> _TASK OBJECTIVE_
Only a number is wanted: how many lines in the listing contain the word "テスト実行"?
****************************************
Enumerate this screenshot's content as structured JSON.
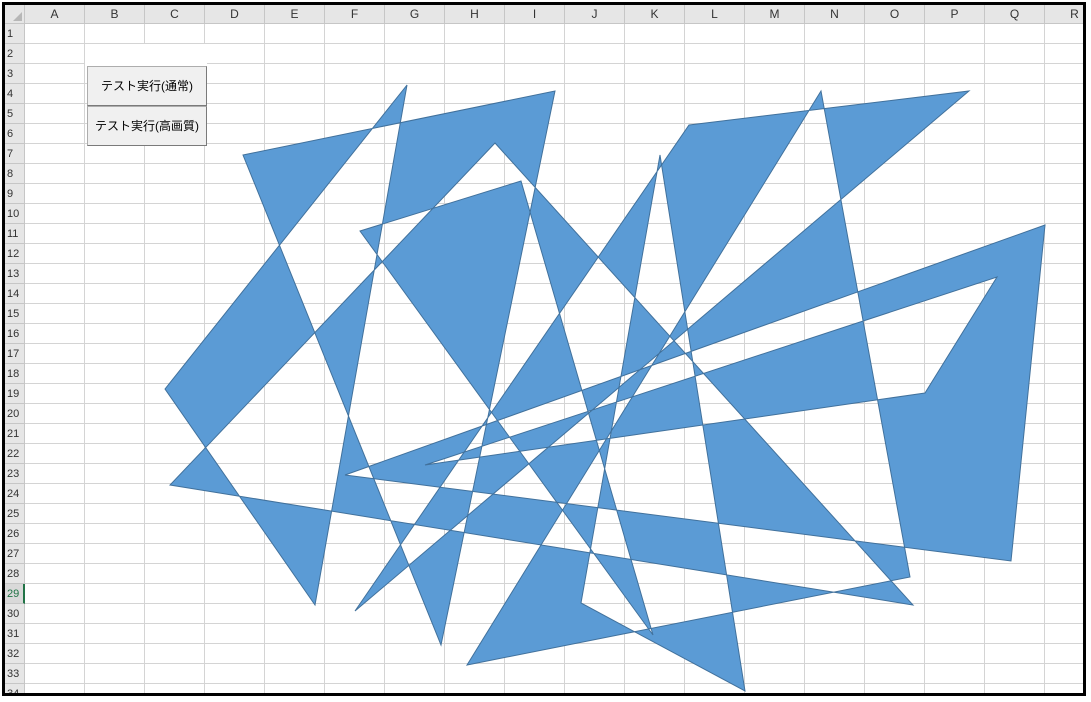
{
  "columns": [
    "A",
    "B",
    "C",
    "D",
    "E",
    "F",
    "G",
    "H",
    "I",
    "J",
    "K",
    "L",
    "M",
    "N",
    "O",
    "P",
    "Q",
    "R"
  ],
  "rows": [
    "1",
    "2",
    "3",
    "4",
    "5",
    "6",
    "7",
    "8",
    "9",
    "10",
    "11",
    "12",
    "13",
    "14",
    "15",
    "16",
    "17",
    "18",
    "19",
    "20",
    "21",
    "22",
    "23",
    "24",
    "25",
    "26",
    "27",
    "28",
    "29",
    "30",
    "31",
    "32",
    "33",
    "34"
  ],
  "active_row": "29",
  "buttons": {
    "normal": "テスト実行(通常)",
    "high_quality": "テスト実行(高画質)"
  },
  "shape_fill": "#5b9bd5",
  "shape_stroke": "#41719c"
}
****************************************
> _RESPONSE_
2